(Task requirements)
Please copy the stretch of data from the line containing "row-header[interactable]: 17 xyxy=(1,490,8,496)" through the line containing "cancel-button[interactable]: Abbrechen xyxy=(860,584,916,602)", changing "System-reserviert" to "System Reserved" and keeping everything else the same.

[Boxed element entries]
_ _ _ _ _ _ _

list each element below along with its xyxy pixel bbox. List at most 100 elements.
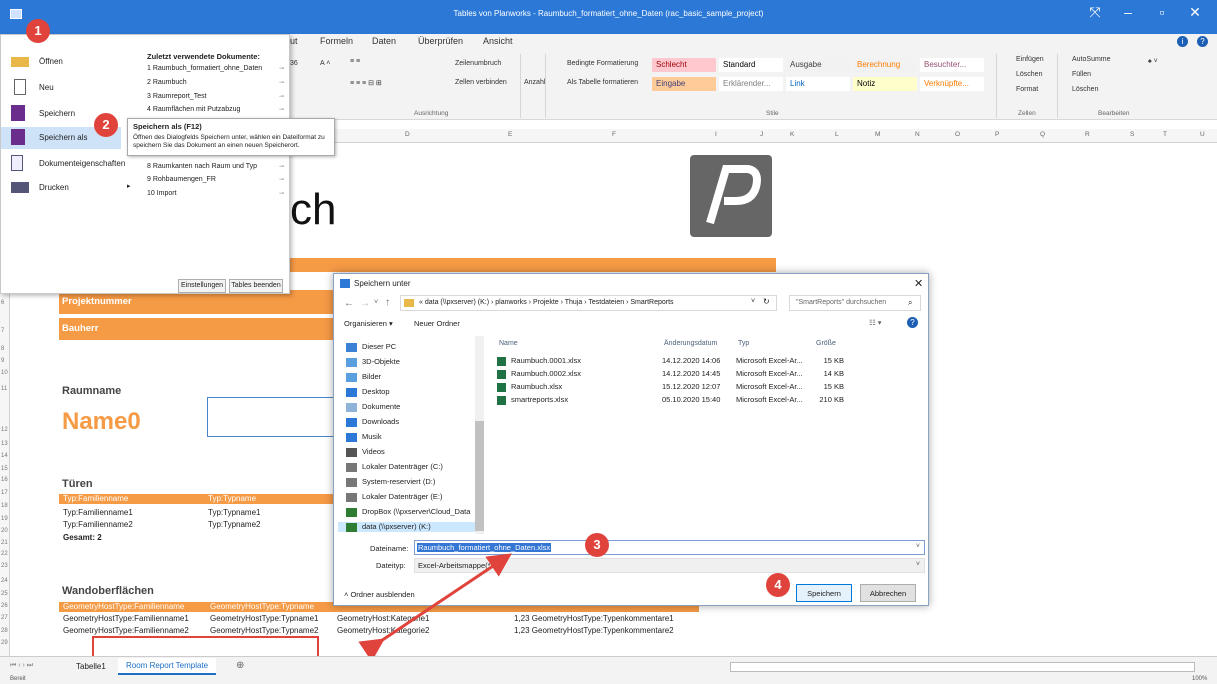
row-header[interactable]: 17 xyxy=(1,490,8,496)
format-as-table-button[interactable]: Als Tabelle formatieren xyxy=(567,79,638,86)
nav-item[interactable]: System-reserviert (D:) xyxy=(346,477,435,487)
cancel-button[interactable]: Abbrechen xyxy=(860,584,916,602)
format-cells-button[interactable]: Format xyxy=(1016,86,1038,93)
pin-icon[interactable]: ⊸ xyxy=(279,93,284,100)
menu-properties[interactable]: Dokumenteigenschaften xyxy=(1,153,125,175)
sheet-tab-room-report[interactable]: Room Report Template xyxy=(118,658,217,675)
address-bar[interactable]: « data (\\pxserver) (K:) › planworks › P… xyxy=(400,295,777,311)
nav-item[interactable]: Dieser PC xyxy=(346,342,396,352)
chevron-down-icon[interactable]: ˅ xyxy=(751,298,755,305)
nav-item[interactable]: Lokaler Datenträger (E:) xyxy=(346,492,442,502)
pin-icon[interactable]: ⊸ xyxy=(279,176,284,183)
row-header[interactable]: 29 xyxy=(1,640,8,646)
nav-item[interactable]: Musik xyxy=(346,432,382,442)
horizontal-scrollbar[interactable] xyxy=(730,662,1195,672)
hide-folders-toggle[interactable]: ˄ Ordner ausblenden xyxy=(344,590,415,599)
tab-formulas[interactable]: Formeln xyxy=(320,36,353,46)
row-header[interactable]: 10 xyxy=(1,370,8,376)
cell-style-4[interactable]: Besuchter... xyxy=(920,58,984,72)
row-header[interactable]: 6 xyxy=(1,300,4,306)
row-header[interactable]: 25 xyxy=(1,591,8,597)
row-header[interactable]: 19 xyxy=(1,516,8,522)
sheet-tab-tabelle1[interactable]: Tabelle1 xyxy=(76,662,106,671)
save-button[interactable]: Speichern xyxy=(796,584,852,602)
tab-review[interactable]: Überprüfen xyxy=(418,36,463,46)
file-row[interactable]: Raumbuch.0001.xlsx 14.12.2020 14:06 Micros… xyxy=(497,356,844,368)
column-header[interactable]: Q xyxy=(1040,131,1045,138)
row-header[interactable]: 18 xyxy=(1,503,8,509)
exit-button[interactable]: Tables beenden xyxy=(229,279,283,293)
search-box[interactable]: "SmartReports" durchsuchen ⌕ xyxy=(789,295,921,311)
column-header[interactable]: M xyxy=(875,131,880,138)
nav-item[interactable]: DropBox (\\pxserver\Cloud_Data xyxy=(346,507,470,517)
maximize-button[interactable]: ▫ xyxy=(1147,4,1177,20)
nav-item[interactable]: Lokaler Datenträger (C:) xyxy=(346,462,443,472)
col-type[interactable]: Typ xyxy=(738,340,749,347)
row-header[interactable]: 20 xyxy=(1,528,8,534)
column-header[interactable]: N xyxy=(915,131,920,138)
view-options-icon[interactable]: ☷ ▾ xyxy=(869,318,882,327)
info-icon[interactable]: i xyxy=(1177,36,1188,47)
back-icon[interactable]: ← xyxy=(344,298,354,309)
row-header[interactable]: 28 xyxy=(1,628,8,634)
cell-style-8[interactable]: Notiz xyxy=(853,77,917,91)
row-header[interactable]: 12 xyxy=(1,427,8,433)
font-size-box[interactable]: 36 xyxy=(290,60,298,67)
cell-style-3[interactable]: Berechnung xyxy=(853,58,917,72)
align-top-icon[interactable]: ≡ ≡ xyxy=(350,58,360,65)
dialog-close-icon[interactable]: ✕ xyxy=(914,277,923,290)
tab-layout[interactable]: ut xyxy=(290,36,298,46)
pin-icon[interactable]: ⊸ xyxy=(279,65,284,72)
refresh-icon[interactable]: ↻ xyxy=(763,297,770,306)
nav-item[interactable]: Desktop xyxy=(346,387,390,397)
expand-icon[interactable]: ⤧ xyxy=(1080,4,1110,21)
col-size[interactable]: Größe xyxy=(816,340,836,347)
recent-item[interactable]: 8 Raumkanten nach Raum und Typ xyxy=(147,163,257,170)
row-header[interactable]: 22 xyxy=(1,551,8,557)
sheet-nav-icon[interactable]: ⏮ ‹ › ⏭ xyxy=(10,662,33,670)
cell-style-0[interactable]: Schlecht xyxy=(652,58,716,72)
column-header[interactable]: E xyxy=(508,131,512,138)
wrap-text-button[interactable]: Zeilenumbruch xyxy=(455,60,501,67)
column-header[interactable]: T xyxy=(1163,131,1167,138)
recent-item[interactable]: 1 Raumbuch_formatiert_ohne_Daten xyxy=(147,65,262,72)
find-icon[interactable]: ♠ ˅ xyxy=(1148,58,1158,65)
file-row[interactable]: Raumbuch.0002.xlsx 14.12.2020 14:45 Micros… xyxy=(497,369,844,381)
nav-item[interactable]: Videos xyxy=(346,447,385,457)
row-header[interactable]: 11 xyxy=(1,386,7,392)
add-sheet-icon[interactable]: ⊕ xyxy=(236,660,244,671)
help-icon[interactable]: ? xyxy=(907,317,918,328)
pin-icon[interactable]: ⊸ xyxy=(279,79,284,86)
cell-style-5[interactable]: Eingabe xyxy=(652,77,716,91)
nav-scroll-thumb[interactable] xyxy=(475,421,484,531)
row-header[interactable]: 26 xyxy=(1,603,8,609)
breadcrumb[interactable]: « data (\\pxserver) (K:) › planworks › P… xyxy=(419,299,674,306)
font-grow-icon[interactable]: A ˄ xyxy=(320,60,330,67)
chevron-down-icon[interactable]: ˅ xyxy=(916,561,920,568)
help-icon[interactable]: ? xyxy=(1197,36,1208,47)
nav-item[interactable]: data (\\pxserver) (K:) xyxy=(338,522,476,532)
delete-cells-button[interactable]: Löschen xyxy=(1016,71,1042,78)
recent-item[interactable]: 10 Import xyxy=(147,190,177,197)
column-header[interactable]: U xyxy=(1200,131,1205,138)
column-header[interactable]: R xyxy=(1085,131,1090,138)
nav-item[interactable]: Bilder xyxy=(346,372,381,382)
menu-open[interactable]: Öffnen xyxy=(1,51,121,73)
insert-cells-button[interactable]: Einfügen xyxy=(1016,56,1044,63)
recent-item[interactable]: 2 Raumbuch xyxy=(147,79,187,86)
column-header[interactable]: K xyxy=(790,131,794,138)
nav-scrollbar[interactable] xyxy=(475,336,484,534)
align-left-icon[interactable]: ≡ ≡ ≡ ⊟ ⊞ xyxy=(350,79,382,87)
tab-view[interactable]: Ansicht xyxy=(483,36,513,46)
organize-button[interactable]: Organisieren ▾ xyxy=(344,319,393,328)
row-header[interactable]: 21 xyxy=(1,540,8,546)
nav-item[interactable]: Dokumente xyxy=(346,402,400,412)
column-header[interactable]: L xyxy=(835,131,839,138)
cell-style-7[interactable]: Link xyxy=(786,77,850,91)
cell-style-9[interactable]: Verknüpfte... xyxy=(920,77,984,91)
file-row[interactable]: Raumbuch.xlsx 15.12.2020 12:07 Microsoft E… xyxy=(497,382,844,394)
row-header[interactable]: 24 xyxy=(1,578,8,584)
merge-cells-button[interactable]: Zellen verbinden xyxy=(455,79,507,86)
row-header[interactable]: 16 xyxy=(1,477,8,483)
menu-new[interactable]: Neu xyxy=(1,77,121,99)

_ _ _ _ _ _ _

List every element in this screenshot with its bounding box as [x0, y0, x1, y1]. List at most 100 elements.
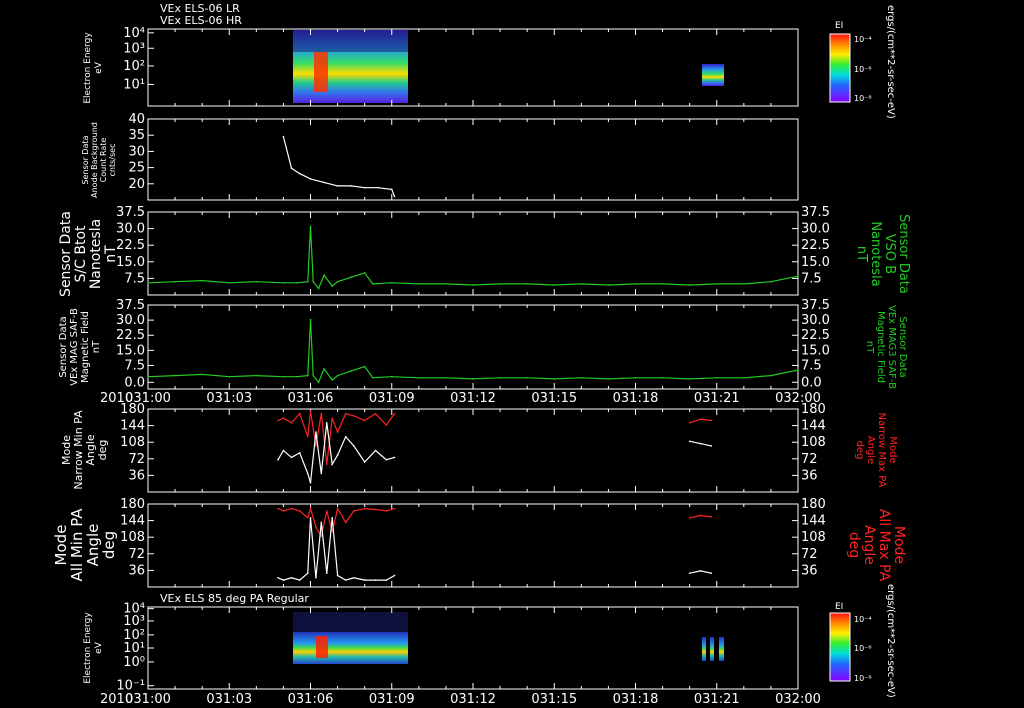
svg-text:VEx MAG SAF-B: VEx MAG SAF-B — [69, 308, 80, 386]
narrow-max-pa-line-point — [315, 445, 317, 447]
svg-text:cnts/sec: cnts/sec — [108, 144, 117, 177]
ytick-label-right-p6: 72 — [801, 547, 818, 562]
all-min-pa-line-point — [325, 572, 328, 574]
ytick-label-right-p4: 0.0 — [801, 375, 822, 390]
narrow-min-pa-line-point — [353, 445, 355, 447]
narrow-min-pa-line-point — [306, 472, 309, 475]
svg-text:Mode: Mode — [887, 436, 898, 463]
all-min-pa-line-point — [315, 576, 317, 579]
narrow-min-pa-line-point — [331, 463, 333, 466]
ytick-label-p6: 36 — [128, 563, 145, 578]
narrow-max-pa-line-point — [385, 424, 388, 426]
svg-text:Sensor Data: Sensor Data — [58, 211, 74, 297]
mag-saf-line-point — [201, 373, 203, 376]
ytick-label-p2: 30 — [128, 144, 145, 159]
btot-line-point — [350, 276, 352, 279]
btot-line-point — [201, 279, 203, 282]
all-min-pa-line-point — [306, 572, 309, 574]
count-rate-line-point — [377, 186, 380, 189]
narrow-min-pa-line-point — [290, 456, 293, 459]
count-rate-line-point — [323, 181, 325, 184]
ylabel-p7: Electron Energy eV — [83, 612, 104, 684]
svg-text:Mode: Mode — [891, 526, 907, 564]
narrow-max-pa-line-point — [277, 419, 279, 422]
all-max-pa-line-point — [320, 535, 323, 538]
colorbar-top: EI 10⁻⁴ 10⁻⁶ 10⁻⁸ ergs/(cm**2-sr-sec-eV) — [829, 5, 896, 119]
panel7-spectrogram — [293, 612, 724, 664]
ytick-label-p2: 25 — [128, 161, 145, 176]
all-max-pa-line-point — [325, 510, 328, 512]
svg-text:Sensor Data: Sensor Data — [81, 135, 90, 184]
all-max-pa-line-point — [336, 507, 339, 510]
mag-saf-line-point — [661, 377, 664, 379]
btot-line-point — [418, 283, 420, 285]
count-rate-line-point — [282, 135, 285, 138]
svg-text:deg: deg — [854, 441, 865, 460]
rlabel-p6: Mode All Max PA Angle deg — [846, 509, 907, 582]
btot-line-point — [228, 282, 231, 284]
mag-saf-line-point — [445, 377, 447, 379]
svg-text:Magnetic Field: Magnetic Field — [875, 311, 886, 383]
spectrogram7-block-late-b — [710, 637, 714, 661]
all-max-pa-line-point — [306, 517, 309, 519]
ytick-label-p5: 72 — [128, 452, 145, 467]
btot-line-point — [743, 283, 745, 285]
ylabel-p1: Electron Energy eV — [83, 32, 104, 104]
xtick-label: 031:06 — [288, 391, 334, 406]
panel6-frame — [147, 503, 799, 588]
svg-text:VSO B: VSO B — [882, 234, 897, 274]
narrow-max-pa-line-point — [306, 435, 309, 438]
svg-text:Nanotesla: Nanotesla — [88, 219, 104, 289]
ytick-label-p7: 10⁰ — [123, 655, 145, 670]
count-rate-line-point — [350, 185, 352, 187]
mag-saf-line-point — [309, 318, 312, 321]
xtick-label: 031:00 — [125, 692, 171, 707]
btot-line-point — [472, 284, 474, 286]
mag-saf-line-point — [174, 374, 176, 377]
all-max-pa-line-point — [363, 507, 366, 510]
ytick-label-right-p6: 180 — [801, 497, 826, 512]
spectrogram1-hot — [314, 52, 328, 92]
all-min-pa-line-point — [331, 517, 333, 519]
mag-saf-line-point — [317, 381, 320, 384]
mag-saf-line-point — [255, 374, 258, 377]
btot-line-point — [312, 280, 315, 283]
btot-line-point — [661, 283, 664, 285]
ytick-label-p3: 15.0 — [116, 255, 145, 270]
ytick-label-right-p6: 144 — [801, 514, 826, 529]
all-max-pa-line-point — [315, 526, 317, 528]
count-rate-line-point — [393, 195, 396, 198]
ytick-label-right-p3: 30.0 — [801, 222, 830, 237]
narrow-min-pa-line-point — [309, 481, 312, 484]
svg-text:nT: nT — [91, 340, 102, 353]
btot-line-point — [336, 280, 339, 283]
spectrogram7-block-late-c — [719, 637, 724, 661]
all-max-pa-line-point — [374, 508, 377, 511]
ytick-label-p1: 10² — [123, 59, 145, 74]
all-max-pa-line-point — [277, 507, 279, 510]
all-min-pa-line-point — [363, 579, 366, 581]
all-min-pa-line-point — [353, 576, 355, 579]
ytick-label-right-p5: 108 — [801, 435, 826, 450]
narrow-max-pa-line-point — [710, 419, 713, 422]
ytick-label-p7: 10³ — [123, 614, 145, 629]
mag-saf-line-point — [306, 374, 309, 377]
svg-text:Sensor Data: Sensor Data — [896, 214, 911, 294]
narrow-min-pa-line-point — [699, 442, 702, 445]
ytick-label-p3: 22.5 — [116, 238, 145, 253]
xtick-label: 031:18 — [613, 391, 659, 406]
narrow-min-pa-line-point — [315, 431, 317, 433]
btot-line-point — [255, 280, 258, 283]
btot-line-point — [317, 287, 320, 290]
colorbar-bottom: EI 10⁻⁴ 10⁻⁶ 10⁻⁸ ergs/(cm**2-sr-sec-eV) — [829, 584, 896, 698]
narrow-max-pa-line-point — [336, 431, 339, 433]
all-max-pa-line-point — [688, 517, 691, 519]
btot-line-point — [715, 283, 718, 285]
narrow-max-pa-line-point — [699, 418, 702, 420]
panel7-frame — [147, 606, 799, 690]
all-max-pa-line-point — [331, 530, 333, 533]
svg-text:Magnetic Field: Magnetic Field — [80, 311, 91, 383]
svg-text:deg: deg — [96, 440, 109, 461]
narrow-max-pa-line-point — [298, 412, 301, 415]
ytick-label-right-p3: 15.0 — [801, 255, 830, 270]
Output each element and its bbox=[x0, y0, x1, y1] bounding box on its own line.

_ _ _ _ _ _ _

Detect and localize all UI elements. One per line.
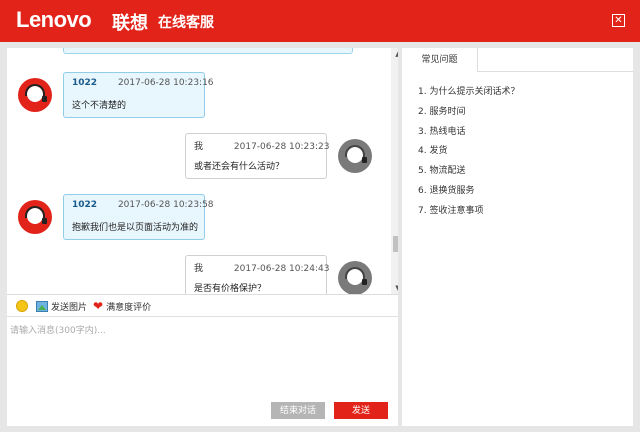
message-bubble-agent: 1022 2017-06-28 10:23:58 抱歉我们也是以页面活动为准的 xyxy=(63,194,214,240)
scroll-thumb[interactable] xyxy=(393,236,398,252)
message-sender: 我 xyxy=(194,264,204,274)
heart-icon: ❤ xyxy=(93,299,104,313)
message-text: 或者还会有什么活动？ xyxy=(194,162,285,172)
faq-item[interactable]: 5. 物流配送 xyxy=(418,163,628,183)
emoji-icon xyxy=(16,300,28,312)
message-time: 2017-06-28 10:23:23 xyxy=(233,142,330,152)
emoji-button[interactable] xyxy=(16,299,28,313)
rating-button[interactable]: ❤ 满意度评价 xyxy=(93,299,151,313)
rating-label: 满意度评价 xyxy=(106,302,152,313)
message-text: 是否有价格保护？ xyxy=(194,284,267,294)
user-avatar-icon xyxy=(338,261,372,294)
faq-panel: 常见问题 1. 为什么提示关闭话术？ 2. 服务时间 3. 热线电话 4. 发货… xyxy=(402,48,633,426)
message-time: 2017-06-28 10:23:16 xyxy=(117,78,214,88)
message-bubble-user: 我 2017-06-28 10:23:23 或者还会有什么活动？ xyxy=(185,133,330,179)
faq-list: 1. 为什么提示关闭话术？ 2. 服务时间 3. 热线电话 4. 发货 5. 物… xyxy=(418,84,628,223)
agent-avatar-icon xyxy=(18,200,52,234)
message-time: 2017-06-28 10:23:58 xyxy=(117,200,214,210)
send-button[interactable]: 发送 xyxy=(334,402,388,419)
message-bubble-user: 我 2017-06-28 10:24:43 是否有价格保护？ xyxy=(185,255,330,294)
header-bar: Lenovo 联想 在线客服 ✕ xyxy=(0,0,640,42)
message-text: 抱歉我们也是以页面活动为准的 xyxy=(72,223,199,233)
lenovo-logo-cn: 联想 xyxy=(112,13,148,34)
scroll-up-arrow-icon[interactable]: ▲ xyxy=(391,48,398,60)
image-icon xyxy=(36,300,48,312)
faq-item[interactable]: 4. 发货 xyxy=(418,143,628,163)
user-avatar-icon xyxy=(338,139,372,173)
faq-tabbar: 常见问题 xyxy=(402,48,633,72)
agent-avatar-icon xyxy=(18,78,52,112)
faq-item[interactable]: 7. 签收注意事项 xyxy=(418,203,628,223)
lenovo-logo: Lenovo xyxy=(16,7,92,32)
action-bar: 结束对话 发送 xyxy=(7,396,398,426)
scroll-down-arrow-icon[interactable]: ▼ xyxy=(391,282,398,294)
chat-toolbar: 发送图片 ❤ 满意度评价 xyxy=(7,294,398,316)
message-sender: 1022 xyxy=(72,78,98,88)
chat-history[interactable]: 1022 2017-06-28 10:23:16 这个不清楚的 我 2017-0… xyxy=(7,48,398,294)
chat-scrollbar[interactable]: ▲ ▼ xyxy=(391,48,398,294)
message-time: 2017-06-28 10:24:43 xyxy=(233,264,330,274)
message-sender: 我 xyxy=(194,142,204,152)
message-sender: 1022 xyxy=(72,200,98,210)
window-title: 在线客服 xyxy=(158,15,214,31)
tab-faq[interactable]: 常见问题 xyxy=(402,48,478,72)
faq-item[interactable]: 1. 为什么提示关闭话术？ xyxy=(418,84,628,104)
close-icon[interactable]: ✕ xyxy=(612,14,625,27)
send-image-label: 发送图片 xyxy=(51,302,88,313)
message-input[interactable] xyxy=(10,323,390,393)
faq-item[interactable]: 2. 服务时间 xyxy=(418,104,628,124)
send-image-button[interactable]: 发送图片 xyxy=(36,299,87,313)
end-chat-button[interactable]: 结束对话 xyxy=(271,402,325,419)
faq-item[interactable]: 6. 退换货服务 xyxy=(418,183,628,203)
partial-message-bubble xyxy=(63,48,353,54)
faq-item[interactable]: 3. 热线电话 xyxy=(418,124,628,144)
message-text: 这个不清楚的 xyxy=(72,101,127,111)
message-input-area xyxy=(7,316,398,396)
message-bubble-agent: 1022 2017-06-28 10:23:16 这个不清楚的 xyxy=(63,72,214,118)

_ _ _ _ _ _ _

(Correct answer)
row-header[interactable]: 17 xyxy=(1,490,8,496)
format-as-table-button[interactable]: Als Tabelle formatieren xyxy=(567,79,638,86)
nav-item[interactable]: System Reserved (D:) xyxy=(346,477,435,487)
cancel-button[interactable]: Abbrechen xyxy=(860,584,916,602)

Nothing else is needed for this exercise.